SHORT TASK:
Find each line that has the string "таблицы" and give the total, with nothing else.

DATASET:
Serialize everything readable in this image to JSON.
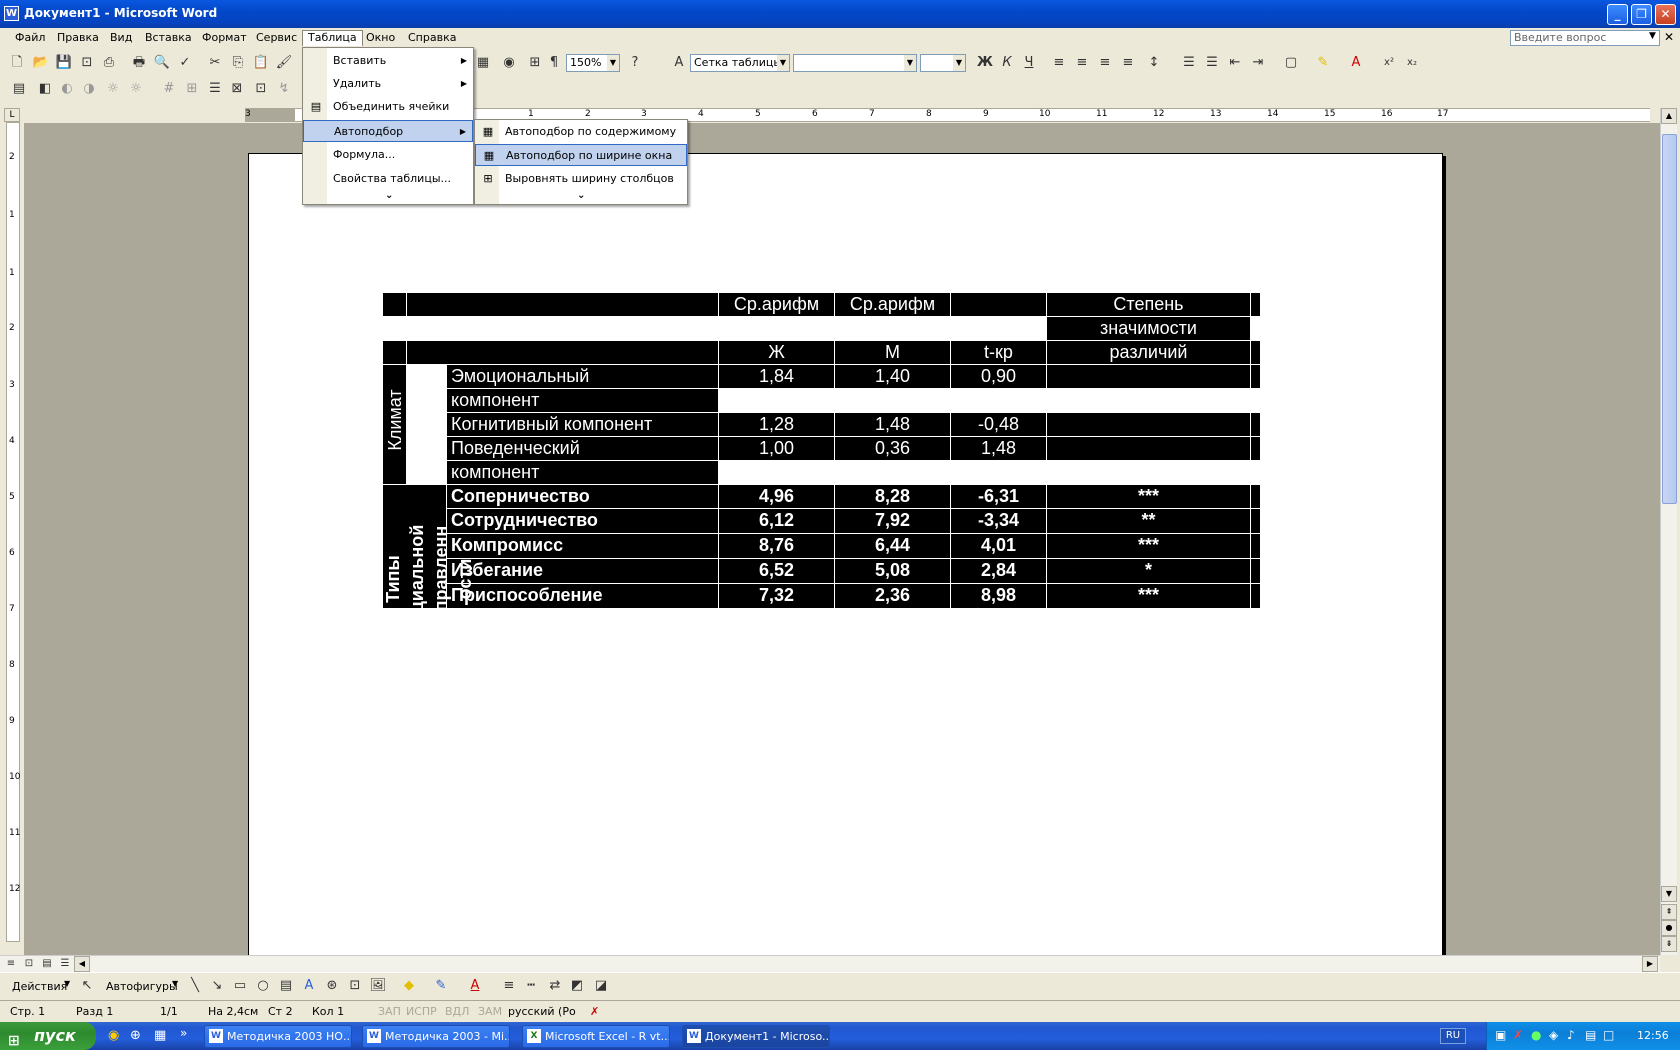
{
  "window": {
    "title": "Документ1 - Microsoft Word",
    "icon": "word-icon"
  },
  "menubar": {
    "items": [
      "Файл",
      "Правка",
      "Вид",
      "Вставка",
      "Формат",
      "Сервис",
      "Таблица",
      "Окно",
      "Справка"
    ],
    "active": "Таблица",
    "ask_placeholder": "Введите вопрос"
  },
  "toolbar": {
    "zoom": "150%",
    "style": "Сетка таблицы",
    "font": "",
    "size": ""
  },
  "table_menu": {
    "items": [
      {
        "label": "Вставить",
        "submenu": true
      },
      {
        "label": "Удалить",
        "submenu": true
      },
      {
        "label": "Объединить ячейки",
        "submenu": false
      },
      {
        "label": "Автоподбор",
        "submenu": true
      },
      {
        "label": "Формула...",
        "submenu": false
      },
      {
        "label": "Свойства таблицы...",
        "submenu": false
      }
    ]
  },
  "autofit_menu": {
    "items": [
      {
        "label": "Автоподбор по содержимому"
      },
      {
        "label": "Автоподбор по ширине окна"
      },
      {
        "label": "Выровнять ширину столбцов"
      }
    ]
  },
  "ruler": {
    "h_numbers": [
      "3",
      "1",
      "2",
      "3",
      "4",
      "5",
      "6",
      "7",
      "8",
      "9",
      "10",
      "11",
      "12",
      "13",
      "14",
      "15",
      "16",
      "17"
    ],
    "v_numbers": [
      "2",
      "1",
      "1",
      "2",
      "3",
      "4",
      "5",
      "6",
      "7",
      "8",
      "9",
      "10",
      "11",
      "12"
    ]
  },
  "table": {
    "header": {
      "col3a": "Ср.арифм",
      "col4a": "Ср.арифм",
      "col6a": "Степень",
      "col6b": "значимости",
      "col3b": "Ж",
      "col4b": "М",
      "col5b": "t-кр",
      "col6c": "различий"
    },
    "group1": {
      "label": "Климат",
      "rows": [
        {
          "name": "Эмоциональный компонент",
          "f": "1,84",
          "m": "1,40",
          "t": "0,90",
          "sig": ""
        },
        {
          "name": "Когнитивный компонент",
          "f": "1,28",
          "m": "1,48",
          "t": "-0,48",
          "sig": ""
        },
        {
          "name": "Поведенческий компонент",
          "f": "1,00",
          "m": "0,36",
          "t": "1,48",
          "sig": ""
        }
      ]
    },
    "group2": {
      "label": "Типы социальной направленности",
      "label_lines": [
        "Типы",
        "социальной",
        "направленн",
        "ости"
      ],
      "rows": [
        {
          "name": "Соперничество",
          "f": "4,96",
          "m": "8,28",
          "t": "-6,31",
          "sig": "***"
        },
        {
          "name": "Сотрудничество",
          "f": "6,12",
          "m": "7,92",
          "t": "-3,34",
          "sig": "**"
        },
        {
          "name": "Компромисс",
          "f": "8,76",
          "m": "6,44",
          "t": "4,01",
          "sig": "***"
        },
        {
          "name": "Избегание",
          "f": "6,52",
          "m": "5,08",
          "t": "2,84",
          "sig": "*"
        },
        {
          "name": "Приспособление",
          "f": "7,32",
          "m": "2,36",
          "t": "8,98",
          "sig": "***"
        }
      ]
    }
  },
  "drawbar": {
    "actions": "Действия",
    "autoshapes": "Автофигуры"
  },
  "status": {
    "page": "Стр. 1",
    "section": "Разд 1",
    "pages": "1/1",
    "at": "На 2,4см",
    "line": "Ст 2",
    "col": "Кол 1",
    "rec": "ЗАП",
    "trk": "ИСПР",
    "ext": "ВДЛ",
    "ovr": "ЗАМ",
    "lang": "русский (Ро"
  },
  "taskbar": {
    "start": "пуск",
    "items": [
      "Методичка 2003 НО...",
      "Методичка 2003 - Mi...",
      "Microsoft Excel - R vt...",
      "Документ1 - Microso..."
    ],
    "lang": "RU",
    "clock": "12:56"
  }
}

WRITTEN SOLUTION:
2